--- THE PROBLEM ---
Restate all of the data exactly.

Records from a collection
-- START --

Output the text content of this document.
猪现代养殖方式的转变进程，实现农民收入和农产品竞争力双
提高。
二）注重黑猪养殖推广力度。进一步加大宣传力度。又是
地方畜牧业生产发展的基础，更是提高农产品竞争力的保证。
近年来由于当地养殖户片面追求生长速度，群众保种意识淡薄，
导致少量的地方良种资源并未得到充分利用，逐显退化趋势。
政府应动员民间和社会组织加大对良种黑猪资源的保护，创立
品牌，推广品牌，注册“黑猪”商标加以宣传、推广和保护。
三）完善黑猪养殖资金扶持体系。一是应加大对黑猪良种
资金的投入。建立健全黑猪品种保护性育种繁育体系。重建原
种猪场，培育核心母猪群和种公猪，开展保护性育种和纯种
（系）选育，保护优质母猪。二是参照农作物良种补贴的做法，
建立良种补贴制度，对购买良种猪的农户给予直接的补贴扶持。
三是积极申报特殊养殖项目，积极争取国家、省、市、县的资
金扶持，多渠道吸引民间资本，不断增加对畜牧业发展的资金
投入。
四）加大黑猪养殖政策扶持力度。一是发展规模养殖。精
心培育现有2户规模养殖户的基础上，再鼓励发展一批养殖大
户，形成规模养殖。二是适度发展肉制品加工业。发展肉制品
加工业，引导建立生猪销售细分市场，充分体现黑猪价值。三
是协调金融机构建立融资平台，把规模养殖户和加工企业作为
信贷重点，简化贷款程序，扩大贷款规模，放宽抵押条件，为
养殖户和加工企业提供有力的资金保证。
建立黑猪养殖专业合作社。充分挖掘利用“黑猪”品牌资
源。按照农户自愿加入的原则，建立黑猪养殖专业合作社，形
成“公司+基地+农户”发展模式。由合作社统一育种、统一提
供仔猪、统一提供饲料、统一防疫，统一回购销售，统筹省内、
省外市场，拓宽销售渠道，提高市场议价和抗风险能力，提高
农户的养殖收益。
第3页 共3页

-- END --

--- SOLUTION FOR THIS PROBLEM ---
Output the text content of this document.
猪现代养殖方式的转变进程，实现农民收入和农产品竞争力双
提高。
二）注重黑猪养殖推广力度。进一步加大宣传力度。又是
地方畜牧业生产发展的基础，更是提高农产品竞争力的保证。
近年来由于当地养殖户片面追求生长速度，群众保种意识淡薄，
导致少量的地方良种资源并未得到充分利用，逐显退化趋势。
政府应动员民间和社会组织加大对良种黑猪资源的保护，创立
品牌，推广品牌，注册“黑猪”商标加以宣传、推广和保护。
三）完善黑猪养殖资金扶持体系。一是应加大对黑猪良种
资金的投入。建立健全黑猪品种保护性育种繁育体系。重建原
种猪场，培育核心母猪群和种公猪，开展保护性育种和纯种
（系）选育，保护优质母猪。二是参照农作物良种补贴的做法，
建立良种补贴制度，对购买良种猪的农户给予直接的补贴扶持。
三是积极申报特殊养殖项目，积极争取国家、省、市、县的资
金扶持，多渠道吸引民间资本，不断增加对畜牧业发展的资金
投入。
四）加大黑猪养殖政策扶持力度。一是发展规模养殖。精
心培育现有2户规模养殖户的基础上，再鼓励发展一批养殖大
户，形成规模养殖。二是适度发展肉制品加工业。发展肉制品
加工业，引导建立生猪销售细分市场，充分体现黑猪价值。三
是协调金融机构建立融资平台，把规模养殖户和加工企业作为
信贷重点，简化贷款程序，扩大贷款规模，放宽抵押条件，为
养殖户和加工企业提供有力的资金保证。
建立黑猪养殖专业合作社。充分挖掘利用“黑猪”品牌资
源。按照农户自愿加入的原则，建立黑猪养殖专业合作社，形
成“公司+基地+农户”发展模式。由合作社统一育种、统一提
供仔猪、统一提供饲料、统一防疫，统一回购销售，统筹省内、
省外市场，拓宽销售渠道，提高市场议价和抗风险能力，提高
农户的养殖收益。
第3页 共3页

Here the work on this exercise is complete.